> [GOAL]: List each line of the data that holds the string "engine".

> [PROVIDED RECORDS]:
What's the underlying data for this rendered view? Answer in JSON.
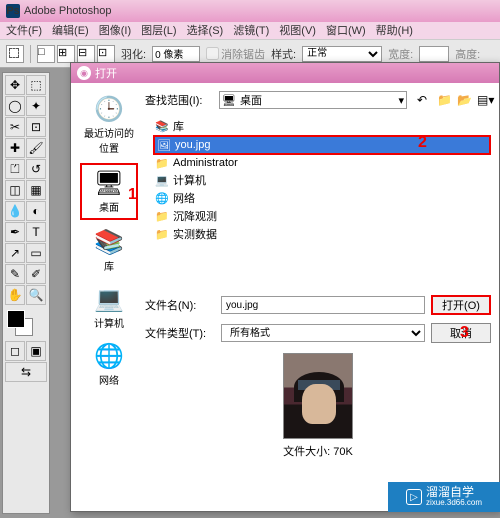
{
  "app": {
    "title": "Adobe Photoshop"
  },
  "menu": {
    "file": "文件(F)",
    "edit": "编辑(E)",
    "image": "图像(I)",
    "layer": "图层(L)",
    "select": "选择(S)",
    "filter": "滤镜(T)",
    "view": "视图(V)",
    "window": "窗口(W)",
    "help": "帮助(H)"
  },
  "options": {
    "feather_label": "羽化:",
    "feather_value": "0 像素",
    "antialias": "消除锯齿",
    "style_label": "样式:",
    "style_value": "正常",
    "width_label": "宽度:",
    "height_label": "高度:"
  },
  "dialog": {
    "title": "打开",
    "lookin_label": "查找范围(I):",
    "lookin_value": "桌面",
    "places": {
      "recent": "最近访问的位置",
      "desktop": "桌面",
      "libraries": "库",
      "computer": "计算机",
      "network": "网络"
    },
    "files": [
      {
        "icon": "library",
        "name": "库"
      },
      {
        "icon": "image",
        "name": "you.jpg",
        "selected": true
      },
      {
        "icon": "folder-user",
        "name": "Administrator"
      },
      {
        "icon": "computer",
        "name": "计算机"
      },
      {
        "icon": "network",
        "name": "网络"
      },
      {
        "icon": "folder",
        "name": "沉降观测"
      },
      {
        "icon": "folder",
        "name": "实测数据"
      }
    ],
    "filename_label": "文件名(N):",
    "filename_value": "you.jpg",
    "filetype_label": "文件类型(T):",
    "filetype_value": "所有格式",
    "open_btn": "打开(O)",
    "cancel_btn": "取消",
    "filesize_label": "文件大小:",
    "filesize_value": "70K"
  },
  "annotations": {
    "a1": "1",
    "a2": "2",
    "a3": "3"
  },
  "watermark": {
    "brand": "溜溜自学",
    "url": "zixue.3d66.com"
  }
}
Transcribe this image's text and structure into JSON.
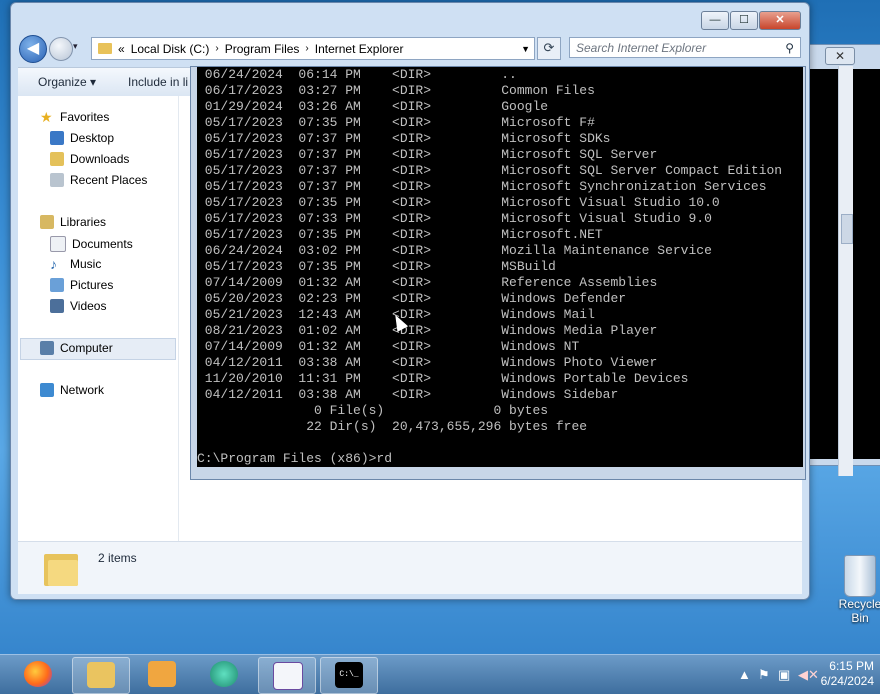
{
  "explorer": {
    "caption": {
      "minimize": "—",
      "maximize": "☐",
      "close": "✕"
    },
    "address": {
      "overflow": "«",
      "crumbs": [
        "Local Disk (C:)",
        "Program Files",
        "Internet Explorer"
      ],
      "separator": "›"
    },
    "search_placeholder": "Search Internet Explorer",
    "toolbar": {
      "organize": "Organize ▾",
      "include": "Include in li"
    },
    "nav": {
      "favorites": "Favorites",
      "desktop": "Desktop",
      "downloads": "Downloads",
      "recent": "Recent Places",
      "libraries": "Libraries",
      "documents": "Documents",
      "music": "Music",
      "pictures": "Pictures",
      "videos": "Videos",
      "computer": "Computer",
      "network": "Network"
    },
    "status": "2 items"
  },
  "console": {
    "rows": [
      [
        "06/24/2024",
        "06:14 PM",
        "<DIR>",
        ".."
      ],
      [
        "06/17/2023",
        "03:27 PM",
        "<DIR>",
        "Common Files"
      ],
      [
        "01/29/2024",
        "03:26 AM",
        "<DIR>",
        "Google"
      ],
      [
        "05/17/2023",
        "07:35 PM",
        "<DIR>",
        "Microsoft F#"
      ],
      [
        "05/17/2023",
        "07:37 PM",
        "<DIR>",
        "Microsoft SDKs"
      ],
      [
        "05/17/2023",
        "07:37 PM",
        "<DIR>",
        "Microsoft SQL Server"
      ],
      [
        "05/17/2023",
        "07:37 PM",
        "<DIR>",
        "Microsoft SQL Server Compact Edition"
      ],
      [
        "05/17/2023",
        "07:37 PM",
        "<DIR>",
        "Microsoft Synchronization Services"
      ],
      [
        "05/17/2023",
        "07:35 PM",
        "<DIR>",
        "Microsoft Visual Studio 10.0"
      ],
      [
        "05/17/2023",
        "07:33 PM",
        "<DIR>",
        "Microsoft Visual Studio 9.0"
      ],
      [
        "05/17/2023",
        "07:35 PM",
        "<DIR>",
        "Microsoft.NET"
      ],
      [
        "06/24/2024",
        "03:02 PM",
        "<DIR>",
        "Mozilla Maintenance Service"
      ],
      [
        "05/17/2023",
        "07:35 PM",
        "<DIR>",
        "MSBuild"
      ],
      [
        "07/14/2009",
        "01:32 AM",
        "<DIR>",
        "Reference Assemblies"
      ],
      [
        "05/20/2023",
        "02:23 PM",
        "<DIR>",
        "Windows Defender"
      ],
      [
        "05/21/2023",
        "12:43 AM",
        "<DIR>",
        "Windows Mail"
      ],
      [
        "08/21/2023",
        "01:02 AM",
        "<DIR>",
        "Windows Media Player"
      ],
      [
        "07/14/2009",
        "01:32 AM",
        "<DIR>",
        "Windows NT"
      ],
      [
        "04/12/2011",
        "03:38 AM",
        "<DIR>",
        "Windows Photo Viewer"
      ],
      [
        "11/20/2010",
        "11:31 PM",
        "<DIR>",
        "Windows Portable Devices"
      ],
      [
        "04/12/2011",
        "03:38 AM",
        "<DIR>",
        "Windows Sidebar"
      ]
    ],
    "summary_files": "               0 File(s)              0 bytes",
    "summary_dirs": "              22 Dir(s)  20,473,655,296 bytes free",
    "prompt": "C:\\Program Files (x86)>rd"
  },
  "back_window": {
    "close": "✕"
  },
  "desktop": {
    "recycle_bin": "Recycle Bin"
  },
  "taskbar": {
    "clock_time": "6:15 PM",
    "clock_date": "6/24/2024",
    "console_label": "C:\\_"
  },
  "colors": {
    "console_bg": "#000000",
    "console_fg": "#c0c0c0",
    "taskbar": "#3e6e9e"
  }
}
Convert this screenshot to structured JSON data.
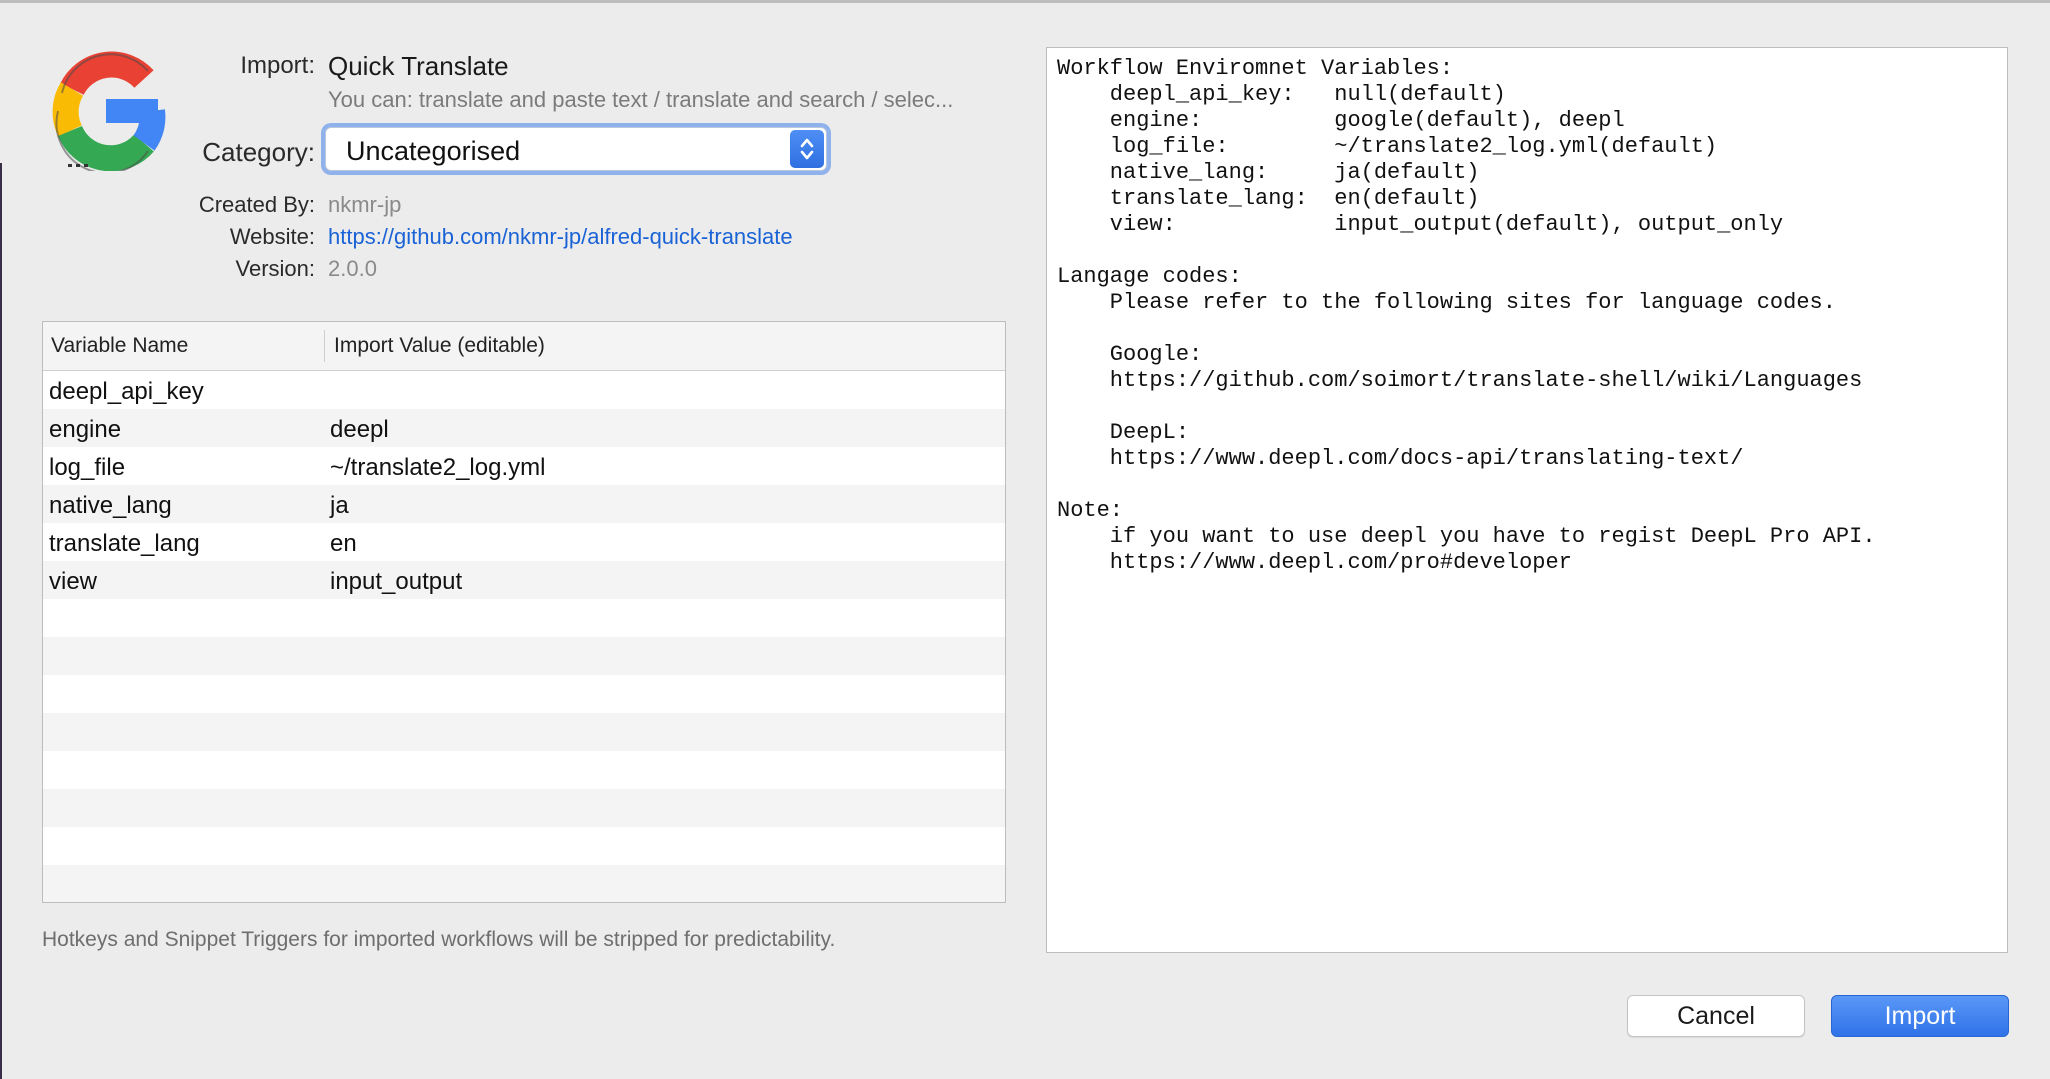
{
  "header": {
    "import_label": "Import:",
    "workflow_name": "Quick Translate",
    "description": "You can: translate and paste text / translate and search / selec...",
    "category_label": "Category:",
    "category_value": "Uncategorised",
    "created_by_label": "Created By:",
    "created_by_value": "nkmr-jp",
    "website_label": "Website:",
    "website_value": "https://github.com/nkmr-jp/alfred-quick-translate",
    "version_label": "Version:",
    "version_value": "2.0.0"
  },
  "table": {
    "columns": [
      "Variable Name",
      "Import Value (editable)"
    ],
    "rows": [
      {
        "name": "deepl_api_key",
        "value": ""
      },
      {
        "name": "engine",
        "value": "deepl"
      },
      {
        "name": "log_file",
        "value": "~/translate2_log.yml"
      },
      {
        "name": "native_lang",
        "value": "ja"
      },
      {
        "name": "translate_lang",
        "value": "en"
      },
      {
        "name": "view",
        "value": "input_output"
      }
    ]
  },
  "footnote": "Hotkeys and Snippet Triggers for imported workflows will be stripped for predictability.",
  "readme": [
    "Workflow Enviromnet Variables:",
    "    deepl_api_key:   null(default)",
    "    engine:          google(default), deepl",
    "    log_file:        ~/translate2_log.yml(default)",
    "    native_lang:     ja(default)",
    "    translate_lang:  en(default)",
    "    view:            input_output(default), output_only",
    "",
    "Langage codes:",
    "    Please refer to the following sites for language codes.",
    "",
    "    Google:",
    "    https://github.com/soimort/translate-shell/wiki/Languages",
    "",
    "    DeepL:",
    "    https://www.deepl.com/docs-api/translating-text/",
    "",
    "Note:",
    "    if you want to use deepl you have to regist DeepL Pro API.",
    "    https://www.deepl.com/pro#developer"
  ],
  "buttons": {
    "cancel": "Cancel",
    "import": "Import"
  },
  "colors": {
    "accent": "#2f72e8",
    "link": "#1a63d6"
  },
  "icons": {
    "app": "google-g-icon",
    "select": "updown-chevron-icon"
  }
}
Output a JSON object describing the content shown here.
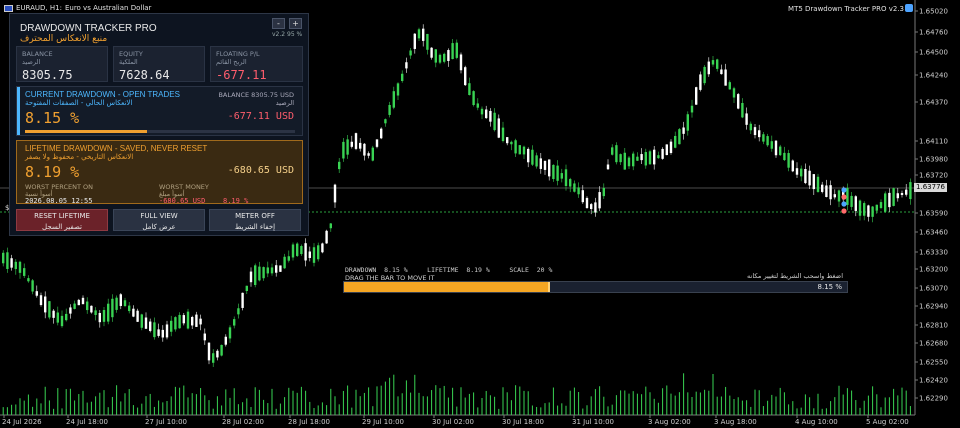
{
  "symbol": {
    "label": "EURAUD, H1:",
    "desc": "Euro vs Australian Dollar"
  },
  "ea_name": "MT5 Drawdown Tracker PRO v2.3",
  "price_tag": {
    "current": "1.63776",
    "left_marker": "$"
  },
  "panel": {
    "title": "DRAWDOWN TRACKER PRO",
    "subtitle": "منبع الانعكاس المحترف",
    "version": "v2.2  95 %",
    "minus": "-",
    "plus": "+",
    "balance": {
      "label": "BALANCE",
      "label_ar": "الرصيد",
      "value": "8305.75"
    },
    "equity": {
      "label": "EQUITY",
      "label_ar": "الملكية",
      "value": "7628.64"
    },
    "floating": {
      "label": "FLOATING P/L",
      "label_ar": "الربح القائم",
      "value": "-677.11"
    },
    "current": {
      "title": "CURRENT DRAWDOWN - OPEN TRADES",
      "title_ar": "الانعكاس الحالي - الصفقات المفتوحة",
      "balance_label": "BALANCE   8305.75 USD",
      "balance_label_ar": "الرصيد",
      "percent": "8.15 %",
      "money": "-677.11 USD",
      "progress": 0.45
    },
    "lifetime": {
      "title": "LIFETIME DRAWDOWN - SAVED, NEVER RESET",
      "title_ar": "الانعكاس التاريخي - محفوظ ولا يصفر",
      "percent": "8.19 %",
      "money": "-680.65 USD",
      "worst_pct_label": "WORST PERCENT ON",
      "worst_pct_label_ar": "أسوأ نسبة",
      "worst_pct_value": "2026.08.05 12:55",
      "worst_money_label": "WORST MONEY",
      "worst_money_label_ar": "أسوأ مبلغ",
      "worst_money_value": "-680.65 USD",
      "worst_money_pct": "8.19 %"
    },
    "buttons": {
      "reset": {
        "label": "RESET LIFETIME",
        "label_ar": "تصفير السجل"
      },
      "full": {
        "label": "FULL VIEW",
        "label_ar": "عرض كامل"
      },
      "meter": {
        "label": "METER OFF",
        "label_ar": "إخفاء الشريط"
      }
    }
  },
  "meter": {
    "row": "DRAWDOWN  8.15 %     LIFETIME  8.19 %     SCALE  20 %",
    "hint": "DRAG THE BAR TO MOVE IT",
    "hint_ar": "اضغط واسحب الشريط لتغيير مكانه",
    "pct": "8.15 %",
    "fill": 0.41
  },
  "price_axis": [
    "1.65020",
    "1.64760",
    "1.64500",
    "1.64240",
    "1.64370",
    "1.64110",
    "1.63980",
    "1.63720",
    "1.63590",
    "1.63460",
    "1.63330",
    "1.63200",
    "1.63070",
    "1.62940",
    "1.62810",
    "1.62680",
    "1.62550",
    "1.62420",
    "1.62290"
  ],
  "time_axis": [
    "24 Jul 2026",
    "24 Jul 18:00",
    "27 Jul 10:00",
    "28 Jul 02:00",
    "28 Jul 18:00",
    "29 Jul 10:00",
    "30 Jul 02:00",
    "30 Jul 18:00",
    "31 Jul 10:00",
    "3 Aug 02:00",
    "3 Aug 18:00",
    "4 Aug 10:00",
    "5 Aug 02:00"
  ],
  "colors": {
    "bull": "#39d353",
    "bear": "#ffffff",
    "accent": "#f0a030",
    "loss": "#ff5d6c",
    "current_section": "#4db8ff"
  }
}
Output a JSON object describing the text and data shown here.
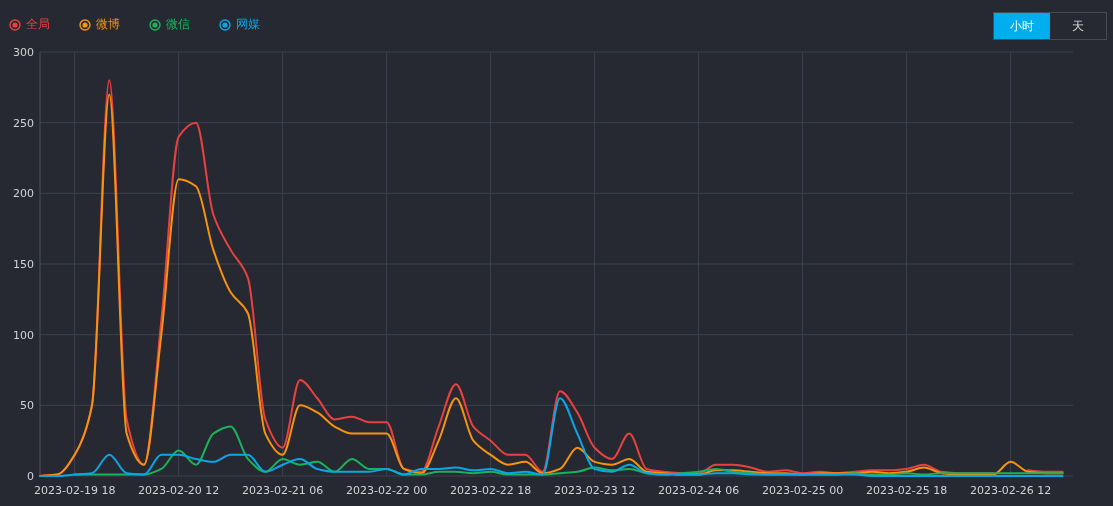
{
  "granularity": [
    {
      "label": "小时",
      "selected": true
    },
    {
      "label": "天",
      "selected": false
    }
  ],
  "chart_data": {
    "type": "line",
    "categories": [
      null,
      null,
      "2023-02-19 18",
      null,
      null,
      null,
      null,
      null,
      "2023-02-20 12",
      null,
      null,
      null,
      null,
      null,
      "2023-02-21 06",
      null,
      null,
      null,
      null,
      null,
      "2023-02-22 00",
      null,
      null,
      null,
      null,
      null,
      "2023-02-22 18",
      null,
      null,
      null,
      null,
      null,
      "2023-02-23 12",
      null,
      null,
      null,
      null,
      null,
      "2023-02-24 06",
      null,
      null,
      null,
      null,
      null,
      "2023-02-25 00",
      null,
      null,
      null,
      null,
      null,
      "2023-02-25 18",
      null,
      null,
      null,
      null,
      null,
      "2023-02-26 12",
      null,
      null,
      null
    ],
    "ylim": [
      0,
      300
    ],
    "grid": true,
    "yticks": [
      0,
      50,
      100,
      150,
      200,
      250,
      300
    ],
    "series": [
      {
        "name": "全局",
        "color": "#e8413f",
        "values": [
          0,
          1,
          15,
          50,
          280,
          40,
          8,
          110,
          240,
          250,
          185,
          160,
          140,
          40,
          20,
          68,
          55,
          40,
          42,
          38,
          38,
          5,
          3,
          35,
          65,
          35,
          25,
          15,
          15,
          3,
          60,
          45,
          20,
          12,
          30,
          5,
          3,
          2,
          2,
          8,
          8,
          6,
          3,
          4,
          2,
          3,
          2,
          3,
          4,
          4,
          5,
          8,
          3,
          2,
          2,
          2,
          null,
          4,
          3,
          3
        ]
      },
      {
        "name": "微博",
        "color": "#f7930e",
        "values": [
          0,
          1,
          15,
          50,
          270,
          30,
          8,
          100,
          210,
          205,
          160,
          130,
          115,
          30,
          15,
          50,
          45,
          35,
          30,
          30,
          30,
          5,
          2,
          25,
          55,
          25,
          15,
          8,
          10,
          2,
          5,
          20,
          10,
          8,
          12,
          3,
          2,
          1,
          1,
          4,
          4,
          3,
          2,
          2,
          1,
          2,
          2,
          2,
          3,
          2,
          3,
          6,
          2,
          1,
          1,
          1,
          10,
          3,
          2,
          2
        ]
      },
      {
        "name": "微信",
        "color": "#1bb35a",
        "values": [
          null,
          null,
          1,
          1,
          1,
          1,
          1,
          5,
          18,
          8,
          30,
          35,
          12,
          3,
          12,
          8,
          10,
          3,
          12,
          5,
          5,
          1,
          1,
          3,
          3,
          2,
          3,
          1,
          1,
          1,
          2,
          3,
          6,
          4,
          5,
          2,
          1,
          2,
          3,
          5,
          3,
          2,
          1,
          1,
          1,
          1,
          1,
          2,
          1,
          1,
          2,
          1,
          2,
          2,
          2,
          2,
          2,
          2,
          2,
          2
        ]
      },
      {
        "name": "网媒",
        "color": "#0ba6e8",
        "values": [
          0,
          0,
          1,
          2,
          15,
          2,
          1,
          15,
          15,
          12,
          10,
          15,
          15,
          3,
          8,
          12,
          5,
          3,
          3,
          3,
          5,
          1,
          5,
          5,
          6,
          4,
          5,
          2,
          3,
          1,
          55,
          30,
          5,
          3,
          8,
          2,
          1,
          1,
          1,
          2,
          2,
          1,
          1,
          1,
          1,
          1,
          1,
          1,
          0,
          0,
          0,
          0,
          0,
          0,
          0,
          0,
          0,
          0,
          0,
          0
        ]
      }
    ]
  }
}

> [SOLVED PROBLEM]:
        "name": "engine",
    "    engine:          google(default), deepl",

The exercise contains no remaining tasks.